*Task details*.
Find the lines in the entries that follow where the word "dirty" occurs, and state how many there are, with no other words.

Listed entries: Begin

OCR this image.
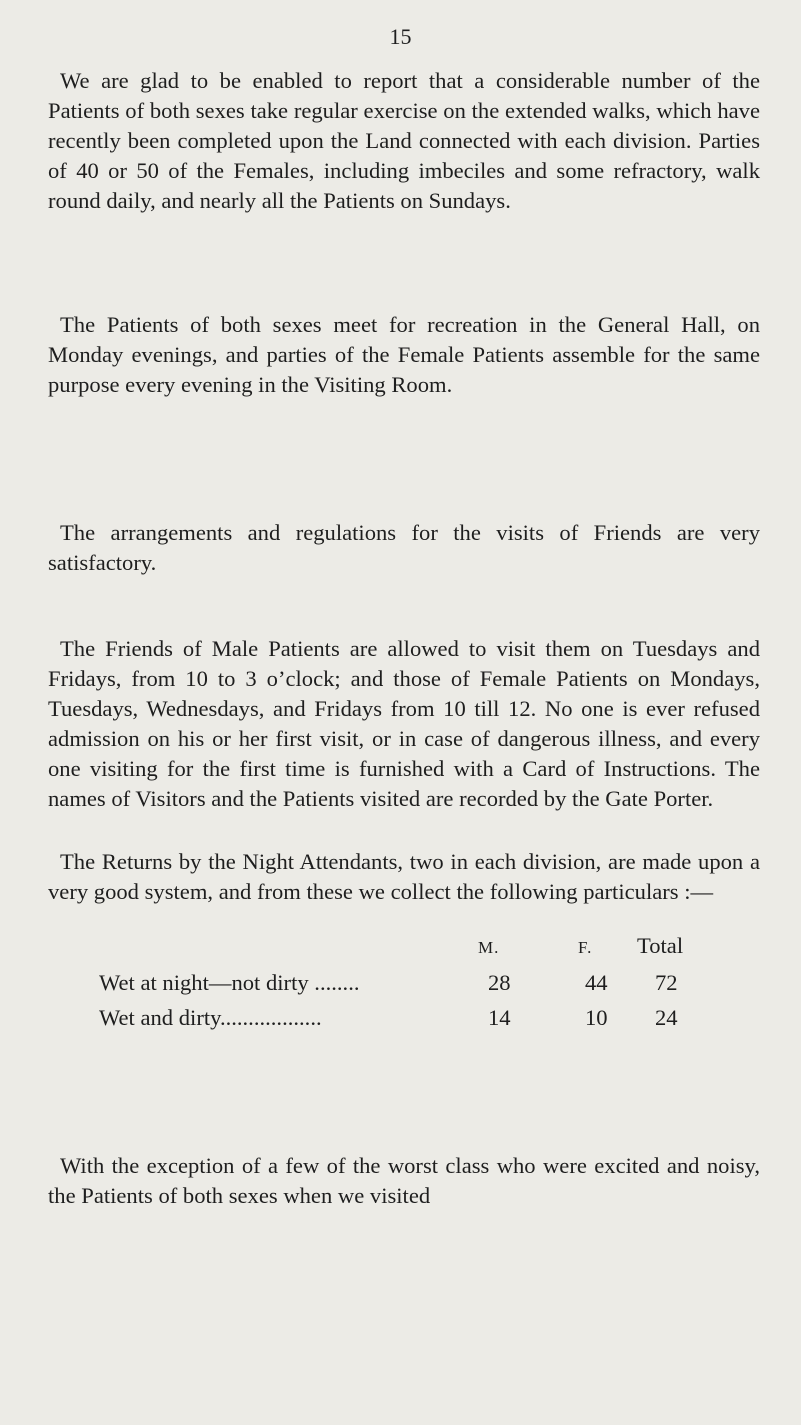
15

We are glad to be enabled to report that a considerable number of the Patients of both sexes take regular exercise on the extended walks, which have recently been completed upon the Land connected with each division. Parties of 40 or 50 of the Females, including imbeciles and some refractory, walk round daily, and nearly all the Patients on Sundays.

The Patients of both sexes meet for recreation in the General Hall, on Monday evenings, and parties of the Female Patients assemble for the same purpose every evening in the Visiting Room.

The arrangements and regulations for the visits of Friends are very satisfactory.

The Friends of Male Patients are allowed to visit them on Tuesdays and Fridays, from 10 to 3 o’clock; and those of Female Patients on Mondays, Tuesdays, Wednesdays, and Fridays from 10 till 12. No one is ever refused admission on his or her first visit, or in case of dangerous illness, and every one visiting for the first time is furnished with a Card of Instructions. The names of Visitors and the Patients visited are recorded by the Gate Porter.

The Returns by the Night Attendants, two in each division, are made upon a very good system, and from these we collect the following particulars :—

M.	F. Total
Wet at night—not dirty ........	28	44 72
Wet and dirty..................	14	10 24

With the exception of a few of the worst class who were excited and noisy, the Patients of both sexes when we visited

Listed entries: End

*Answer space*.
2